Data listing
********************
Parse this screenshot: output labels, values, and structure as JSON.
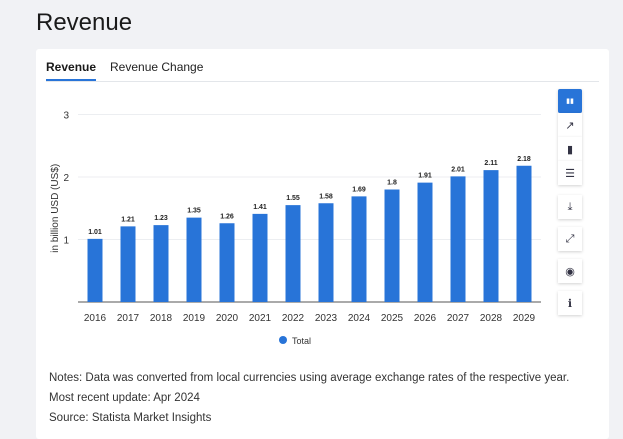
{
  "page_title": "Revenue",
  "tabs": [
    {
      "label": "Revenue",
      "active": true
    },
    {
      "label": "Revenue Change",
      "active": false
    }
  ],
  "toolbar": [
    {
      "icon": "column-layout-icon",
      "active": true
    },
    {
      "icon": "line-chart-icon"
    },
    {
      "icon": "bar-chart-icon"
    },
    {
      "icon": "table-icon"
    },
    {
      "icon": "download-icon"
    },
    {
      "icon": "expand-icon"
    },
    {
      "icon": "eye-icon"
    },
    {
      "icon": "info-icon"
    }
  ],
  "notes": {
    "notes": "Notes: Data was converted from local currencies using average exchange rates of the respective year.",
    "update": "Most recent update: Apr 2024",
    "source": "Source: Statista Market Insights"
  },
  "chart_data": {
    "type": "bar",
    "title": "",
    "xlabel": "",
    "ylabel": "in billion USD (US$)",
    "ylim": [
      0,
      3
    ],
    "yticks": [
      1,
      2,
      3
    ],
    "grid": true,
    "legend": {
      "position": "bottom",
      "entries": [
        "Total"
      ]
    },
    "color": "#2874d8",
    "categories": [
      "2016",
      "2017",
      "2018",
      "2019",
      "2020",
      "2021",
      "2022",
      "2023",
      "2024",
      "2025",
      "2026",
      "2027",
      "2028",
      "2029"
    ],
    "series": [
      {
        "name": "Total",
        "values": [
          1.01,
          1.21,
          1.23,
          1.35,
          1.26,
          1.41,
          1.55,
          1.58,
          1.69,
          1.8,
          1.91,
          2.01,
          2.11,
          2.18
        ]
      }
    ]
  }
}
********************
Short problem
All records above are to be printed exactly, minus the pictures they contain.

Exercise answer
Parse this screenshot: output labels, values, and structure as JSON.
{
  "page_title": "Revenue",
  "tabs": [
    {
      "label": "Revenue",
      "active": true
    },
    {
      "label": "Revenue Change",
      "active": false
    }
  ],
  "toolbar": [
    {
      "icon": "column-layout-icon",
      "active": true
    },
    {
      "icon": "line-chart-icon"
    },
    {
      "icon": "bar-chart-icon"
    },
    {
      "icon": "table-icon"
    },
    {
      "icon": "download-icon"
    },
    {
      "icon": "expand-icon"
    },
    {
      "icon": "eye-icon"
    },
    {
      "icon": "info-icon"
    }
  ],
  "notes": {
    "notes": "Notes: Data was converted from local currencies using average exchange rates of the respective year.",
    "update": "Most recent update: Apr 2024",
    "source": "Source: Statista Market Insights"
  },
  "chart_data": {
    "type": "bar",
    "title": "",
    "xlabel": "",
    "ylabel": "in billion USD (US$)",
    "ylim": [
      0,
      3
    ],
    "yticks": [
      1,
      2,
      3
    ],
    "grid": true,
    "legend": {
      "position": "bottom",
      "entries": [
        "Total"
      ]
    },
    "color": "#2874d8",
    "categories": [
      "2016",
      "2017",
      "2018",
      "2019",
      "2020",
      "2021",
      "2022",
      "2023",
      "2024",
      "2025",
      "2026",
      "2027",
      "2028",
      "2029"
    ],
    "series": [
      {
        "name": "Total",
        "values": [
          1.01,
          1.21,
          1.23,
          1.35,
          1.26,
          1.41,
          1.55,
          1.58,
          1.69,
          1.8,
          1.91,
          2.01,
          2.11,
          2.18
        ]
      }
    ]
  }
}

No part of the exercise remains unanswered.